▶ [WHAT THIS TASK INVOLVES]: Set down the material below word for word, excluding the pictures.

▶ [LISTING]:
## Start
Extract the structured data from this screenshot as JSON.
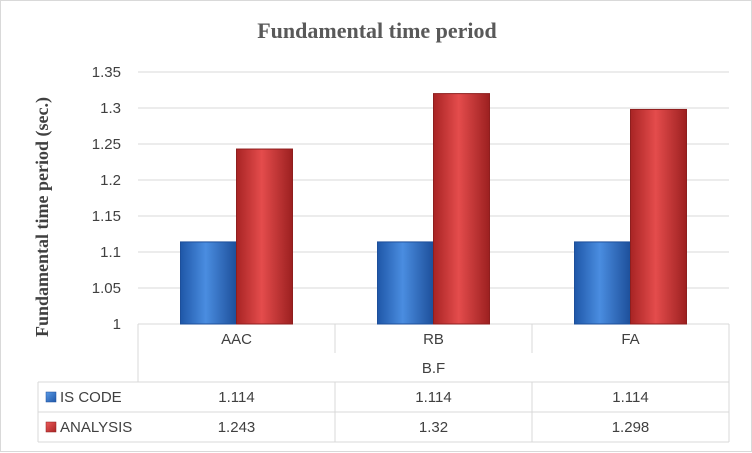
{
  "chart_data": {
    "type": "bar",
    "title": "Fundamental time period",
    "ylabel": "Fundamental time period (sec.)",
    "xlabel": "B.F",
    "categories": [
      "AAC",
      "RB",
      "FA"
    ],
    "ylim": [
      1,
      1.35
    ],
    "yticks": [
      "1",
      "1.05",
      "1.1",
      "1.15",
      "1.2",
      "1.25",
      "1.3",
      "1.35"
    ],
    "grid": true,
    "legend": "data-table",
    "series": [
      {
        "name": "IS CODE",
        "values": [
          1.114,
          1.114,
          1.114
        ],
        "labels": [
          "1.114",
          "1.114",
          "1.114"
        ],
        "color": "#2e6fc6"
      },
      {
        "name": "ANALYSIS",
        "values": [
          1.243,
          1.32,
          1.298
        ],
        "labels": [
          "1.243",
          "1.32",
          "1.298"
        ],
        "color": "#cf3434"
      }
    ]
  }
}
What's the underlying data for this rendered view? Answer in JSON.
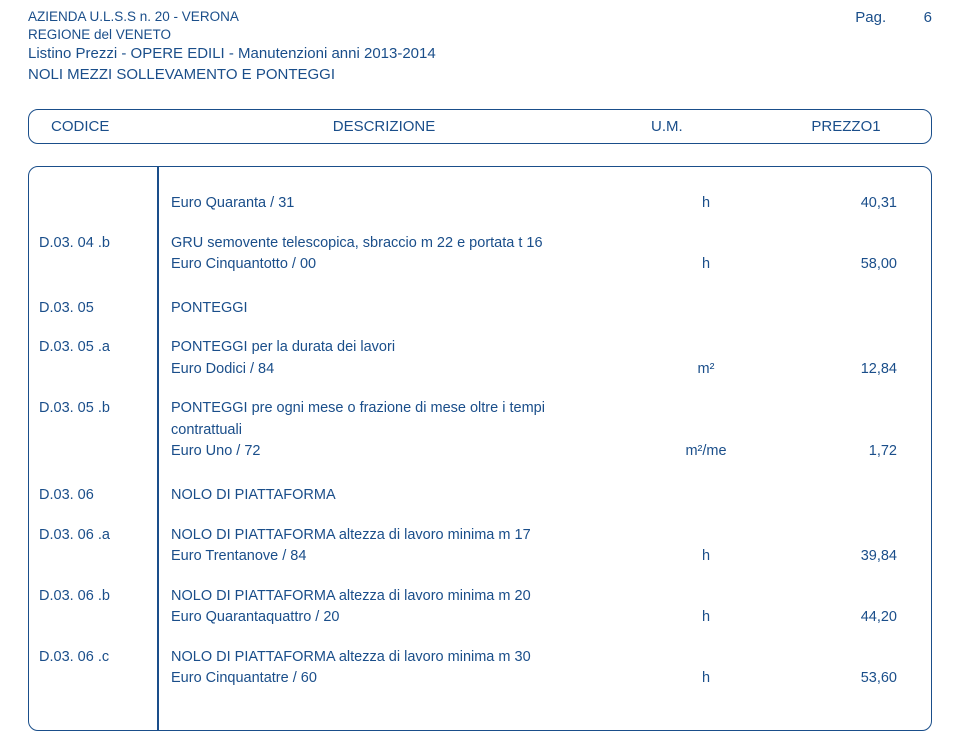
{
  "page": {
    "label": "Pag.",
    "number": "6"
  },
  "header": {
    "line1": "AZIENDA  U.L.S.S  n. 20  - VERONA",
    "line2": "REGIONE del VENETO",
    "line3": "Listino Prezzi - OPERE EDILI - Manutenzioni anni 2013-2014",
    "line4": "NOLI MEZZI SOLLEVAMENTO E PONTEGGI"
  },
  "columns": {
    "code": "CODICE",
    "desc": "DESCRIZIONE",
    "um": "U.M.",
    "price": "PREZZO1"
  },
  "rows": [
    {
      "code": "",
      "desc": "Euro Quaranta / 31",
      "um": "h",
      "price": "40,31",
      "gap_before": 0
    },
    {
      "code": "D.03. 04 .b",
      "desc": "GRU semovente telescopica, sbraccio m 22 e portata t 16",
      "um": "",
      "price": "",
      "gap_before": 18
    },
    {
      "code": "",
      "desc": "Euro Cinquantotto / 00",
      "um": "h",
      "price": "58,00",
      "gap_before": 0
    },
    {
      "code": "D.03. 05",
      "desc": "PONTEGGI",
      "um": "",
      "price": "",
      "gap_before": 22
    },
    {
      "code": "D.03. 05 .a",
      "desc": "PONTEGGI per la durata dei lavori",
      "um": "",
      "price": "",
      "gap_before": 18
    },
    {
      "code": "",
      "desc": "Euro Dodici / 84",
      "um": "m²",
      "price": "12,84",
      "gap_before": 0
    },
    {
      "code": "D.03. 05 .b",
      "desc": "PONTEGGI pre ogni mese o frazione di mese oltre i tempi",
      "um": "",
      "price": "",
      "gap_before": 18
    },
    {
      "code": "",
      "desc": "contrattuali",
      "um": "",
      "price": "",
      "gap_before": 0
    },
    {
      "code": "",
      "desc": "Euro Uno / 72",
      "um": "m²/me",
      "price": "1,72",
      "gap_before": 0
    },
    {
      "code": "D.03. 06",
      "desc": "NOLO DI PIATTAFORMA",
      "um": "",
      "price": "",
      "gap_before": 22
    },
    {
      "code": "D.03. 06 .a",
      "desc": "NOLO DI PIATTAFORMA altezza di lavoro minima m 17",
      "um": "",
      "price": "",
      "gap_before": 18
    },
    {
      "code": "",
      "desc": "Euro Trentanove / 84",
      "um": "h",
      "price": "39,84",
      "gap_before": 0
    },
    {
      "code": "D.03. 06 .b",
      "desc": "NOLO DI PIATTAFORMA altezza di lavoro minima m 20",
      "um": "",
      "price": "",
      "gap_before": 18
    },
    {
      "code": "",
      "desc": "Euro Quarantaquattro / 20",
      "um": "h",
      "price": "44,20",
      "gap_before": 0
    },
    {
      "code": "D.03. 06 .c",
      "desc": "NOLO DI PIATTAFORMA altezza di lavoro minima m 30",
      "um": "",
      "price": "",
      "gap_before": 18
    },
    {
      "code": "",
      "desc": "Euro Cinquantatre / 60",
      "um": "h",
      "price": "53,60",
      "gap_before": 0
    }
  ],
  "style": {
    "text_color": "#1a4e8a",
    "border_color": "#1a4e8a",
    "background": "#ffffff",
    "font_family": "Arial, Helvetica, sans-serif",
    "header_small_fontsize": 13.5,
    "header_large_fontsize": 15,
    "body_fontsize": 14.5,
    "border_radius": 10,
    "border_width": 1.5,
    "col_code_width": 128,
    "col_um_width": 110,
    "col_price_width": 170
  }
}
## End
▶ [COMPLETE OUTPUT]:
Extract the structured data from this screenshot as JSON.
{
  "chart_data": {
    "type": "bar",
    "title": "Fundamental time period",
    "ylabel": "Fundamental time period (sec.)",
    "xlabel": "B.F",
    "categories": [
      "AAC",
      "RB",
      "FA"
    ],
    "ylim": [
      1,
      1.35
    ],
    "yticks": [
      "1",
      "1.05",
      "1.1",
      "1.15",
      "1.2",
      "1.25",
      "1.3",
      "1.35"
    ],
    "grid": true,
    "legend": "data-table",
    "series": [
      {
        "name": "IS CODE",
        "values": [
          1.114,
          1.114,
          1.114
        ],
        "labels": [
          "1.114",
          "1.114",
          "1.114"
        ],
        "color": "#2e6fc6"
      },
      {
        "name": "ANALYSIS",
        "values": [
          1.243,
          1.32,
          1.298
        ],
        "labels": [
          "1.243",
          "1.32",
          "1.298"
        ],
        "color": "#cf3434"
      }
    ]
  }
}
What's the underlying data for this rendered view? Answer in JSON.
{
  "page": {
    "label": "Pag.",
    "number": "6"
  },
  "header": {
    "line1": "AZIENDA  U.L.S.S  n. 20  - VERONA",
    "line2": "REGIONE del VENETO",
    "line3": "Listino Prezzi - OPERE EDILI - Manutenzioni anni 2013-2014",
    "line4": "NOLI MEZZI SOLLEVAMENTO E PONTEGGI"
  },
  "columns": {
    "code": "CODICE",
    "desc": "DESCRIZIONE",
    "um": "U.M.",
    "price": "PREZZO1"
  },
  "rows": [
    {
      "code": "",
      "desc": "Euro Quaranta / 31",
      "um": "h",
      "price": "40,31",
      "gap_before": 0
    },
    {
      "code": "D.03. 04 .b",
      "desc": "GRU semovente telescopica, sbraccio m 22 e portata t 16",
      "um": "",
      "price": "",
      "gap_before": 18
    },
    {
      "code": "",
      "desc": "Euro Cinquantotto / 00",
      "um": "h",
      "price": "58,00",
      "gap_before": 0
    },
    {
      "code": "D.03. 05",
      "desc": "PONTEGGI",
      "um": "",
      "price": "",
      "gap_before": 22
    },
    {
      "code": "D.03. 05 .a",
      "desc": "PONTEGGI per la durata dei lavori",
      "um": "",
      "price": "",
      "gap_before": 18
    },
    {
      "code": "",
      "desc": "Euro Dodici / 84",
      "um": "m²",
      "price": "12,84",
      "gap_before": 0
    },
    {
      "code": "D.03. 05 .b",
      "desc": "PONTEGGI pre ogni mese o frazione di mese oltre i tempi",
      "um": "",
      "price": "",
      "gap_before": 18
    },
    {
      "code": "",
      "desc": "contrattuali",
      "um": "",
      "price": "",
      "gap_before": 0
    },
    {
      "code": "",
      "desc": "Euro Uno / 72",
      "um": "m²/me",
      "price": "1,72",
      "gap_before": 0
    },
    {
      "code": "D.03. 06",
      "desc": "NOLO DI PIATTAFORMA",
      "um": "",
      "price": "",
      "gap_before": 22
    },
    {
      "code": "D.03. 06 .a",
      "desc": "NOLO DI PIATTAFORMA altezza di lavoro minima m 17",
      "um": "",
      "price": "",
      "gap_before": 18
    },
    {
      "code": "",
      "desc": "Euro Trentanove / 84",
      "um": "h",
      "price": "39,84",
      "gap_before": 0
    },
    {
      "code": "D.03. 06 .b",
      "desc": "NOLO DI PIATTAFORMA altezza di lavoro minima m 20",
      "um": "",
      "price": "",
      "gap_before": 18
    },
    {
      "code": "",
      "desc": "Euro Quarantaquattro / 20",
      "um": "h",
      "price": "44,20",
      "gap_before": 0
    },
    {
      "code": "D.03. 06 .c",
      "desc": "NOLO DI PIATTAFORMA altezza di lavoro minima m 30",
      "um": "",
      "price": "",
      "gap_before": 18
    },
    {
      "code": "",
      "desc": "Euro Cinquantatre / 60",
      "um": "h",
      "price": "53,60",
      "gap_before": 0
    }
  ],
  "style": {
    "text_color": "#1a4e8a",
    "border_color": "#1a4e8a",
    "background": "#ffffff",
    "font_family": "Arial, Helvetica, sans-serif",
    "header_small_fontsize": 13.5,
    "header_large_fontsize": 15,
    "body_fontsize": 14.5,
    "border_radius": 10,
    "border_width": 1.5,
    "col_code_width": 128,
    "col_um_width": 110,
    "col_price_width": 170
  }
}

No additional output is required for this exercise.